■ **EXERCISE DIRECTIONS**
Return all the data below as it stands, minus the pictures.
═══ DATA SUPPLIED ═══
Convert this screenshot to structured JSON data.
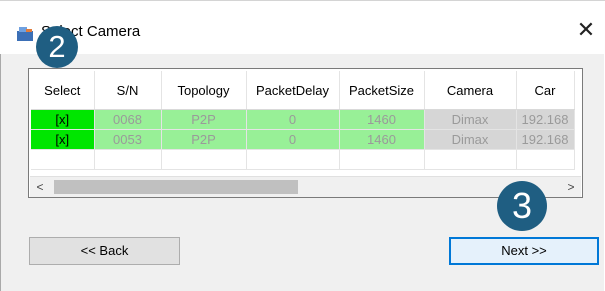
{
  "window": {
    "title": "Select Camera",
    "close_glyph": "✕",
    "app_icon": "camera-app-icon"
  },
  "annotations": {
    "step2": "2",
    "step3": "3"
  },
  "grid": {
    "columns": [
      "Select",
      "S/N",
      "Topology",
      "PacketDelay",
      "PacketSize",
      "Camera",
      "Car"
    ],
    "rows": [
      [
        "[x]",
        "0068",
        "P2P",
        "0",
        "1460",
        "Dimax",
        "192.168"
      ],
      [
        "[x]",
        "0053",
        "P2P",
        "0",
        "1460",
        "Dimax",
        "192.168"
      ]
    ]
  },
  "scrollbar": {
    "left_glyph": "<",
    "right_glyph": ">"
  },
  "buttons": {
    "back": "<< Back",
    "next": "Next >>"
  },
  "colors": {
    "select_cell": "#00e600",
    "row_green": "#98f097",
    "row_gray": "#d6d6d6",
    "badge": "#1f5e82",
    "focus_border": "#0078d7"
  }
}
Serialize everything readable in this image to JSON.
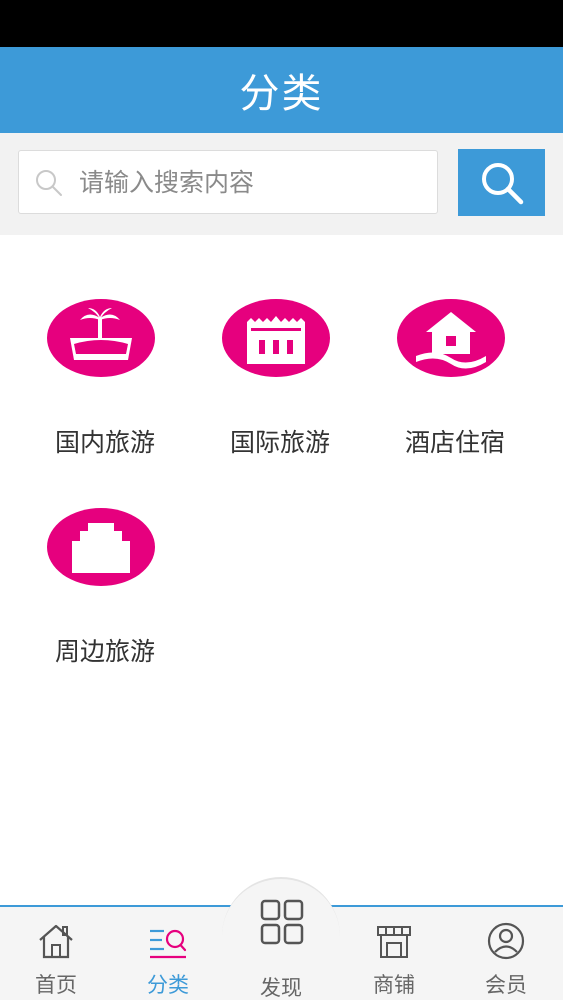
{
  "header": {
    "title": "分类"
  },
  "search": {
    "placeholder": "请输入搜索内容",
    "value": ""
  },
  "categories": [
    {
      "label": "国内旅游",
      "icon": "tropical-island-icon"
    },
    {
      "label": "国际旅游",
      "icon": "castle-icon"
    },
    {
      "label": "酒店住宿",
      "icon": "house-icon"
    },
    {
      "label": "周边旅游",
      "icon": "building-icon"
    }
  ],
  "tabs": [
    {
      "label": "首页",
      "icon": "home-icon",
      "active": false
    },
    {
      "label": "分类",
      "icon": "category-search-icon",
      "active": true
    },
    {
      "label": "发现",
      "icon": "grid-icon",
      "active": false
    },
    {
      "label": "商铺",
      "icon": "store-icon",
      "active": false
    },
    {
      "label": "会员",
      "icon": "user-icon",
      "active": false
    }
  ],
  "colors": {
    "brand_blue": "#3d9ad8",
    "icon_magenta": "#e6007e",
    "status_bar": "#000000"
  }
}
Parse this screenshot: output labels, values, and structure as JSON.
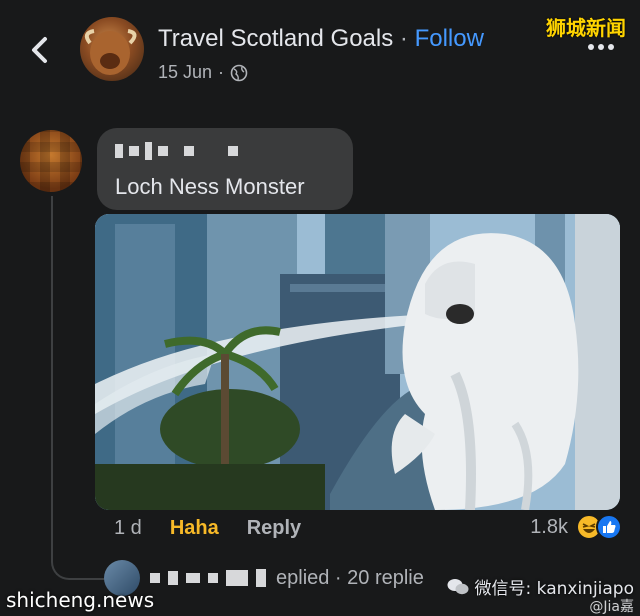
{
  "header": {
    "page_name": "Travel Scotland Goals",
    "separator": "·",
    "follow_label": "Follow",
    "date": "15 Jun",
    "date_sep": "·",
    "watermark": "狮城新闻"
  },
  "comment": {
    "text": "Loch Ness Monster",
    "time": "1 d",
    "reaction_label": "Haha",
    "reply_label": "Reply",
    "reaction_count": "1.8k"
  },
  "replies": {
    "summary": "eplied · 20 replie"
  },
  "watermarks": {
    "bottom_left": "shicheng.news",
    "wechat": "微信号: kanxinjiapo",
    "handle": "@Jia嘉"
  },
  "colors": {
    "background": "#18191a",
    "bubble": "#3a3b3c",
    "follow": "#4599ff",
    "haha": "#f7b928",
    "like": "#1877f2"
  },
  "icons": [
    "back-icon",
    "globe-icon",
    "more-icon",
    "haha-reaction-icon",
    "like-reaction-icon",
    "wechat-icon"
  ]
}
═══
■ **THE REPLY**
Convert this screenshot to structured JSON data.
{
  "window": {
    "title": "Select Camera",
    "close_glyph": "✕",
    "app_icon": "camera-app-icon"
  },
  "annotations": {
    "step2": "2",
    "step3": "3"
  },
  "grid": {
    "columns": [
      "Select",
      "S/N",
      "Topology",
      "PacketDelay",
      "PacketSize",
      "Camera",
      "Car"
    ],
    "rows": [
      [
        "[x]",
        "0068",
        "P2P",
        "0",
        "1460",
        "Dimax",
        "192.168"
      ],
      [
        "[x]",
        "0053",
        "P2P",
        "0",
        "1460",
        "Dimax",
        "192.168"
      ]
    ]
  },
  "scrollbar": {
    "left_glyph": "<",
    "right_glyph": ">"
  },
  "buttons": {
    "back": "<< Back",
    "next": "Next >>"
  },
  "colors": {
    "select_cell": "#00e600",
    "row_green": "#98f097",
    "row_gray": "#d6d6d6",
    "badge": "#1f5e82",
    "focus_border": "#0078d7"
  }
}
Serialize everything readable in this image to JSON.
{
  "header": {
    "title": "分类"
  },
  "search": {
    "placeholder": "请输入搜索内容",
    "value": ""
  },
  "categories": [
    {
      "label": "国内旅游",
      "icon": "tropical-island-icon"
    },
    {
      "label": "国际旅游",
      "icon": "castle-icon"
    },
    {
      "label": "酒店住宿",
      "icon": "house-icon"
    },
    {
      "label": "周边旅游",
      "icon": "building-icon"
    }
  ],
  "tabs": [
    {
      "label": "首页",
      "icon": "home-icon",
      "active": false
    },
    {
      "label": "分类",
      "icon": "category-search-icon",
      "active": true
    },
    {
      "label": "发现",
      "icon": "grid-icon",
      "active": false
    },
    {
      "label": "商铺",
      "icon": "store-icon",
      "active": false
    },
    {
      "label": "会员",
      "icon": "user-icon",
      "active": false
    }
  ],
  "colors": {
    "brand_blue": "#3d9ad8",
    "icon_magenta": "#e6007e",
    "status_bar": "#000000"
  }
}
Parse this screenshot: output labels, values, and structure as JSON.
{
  "header": {
    "page_name": "Travel Scotland Goals",
    "separator": "·",
    "follow_label": "Follow",
    "date": "15 Jun",
    "date_sep": "·",
    "watermark": "狮城新闻"
  },
  "comment": {
    "text": "Loch Ness Monster",
    "time": "1 d",
    "reaction_label": "Haha",
    "reply_label": "Reply",
    "reaction_count": "1.8k"
  },
  "replies": {
    "summary": "eplied · 20 replie"
  },
  "watermarks": {
    "bottom_left": "shicheng.news",
    "wechat": "微信号: kanxinjiapo",
    "handle": "@Jia嘉"
  },
  "colors": {
    "background": "#18191a",
    "bubble": "#3a3b3c",
    "follow": "#4599ff",
    "haha": "#f7b928",
    "like": "#1877f2"
  },
  "icons": [
    "back-icon",
    "globe-icon",
    "more-icon",
    "haha-reaction-icon",
    "like-reaction-icon",
    "wechat-icon"
  ]
}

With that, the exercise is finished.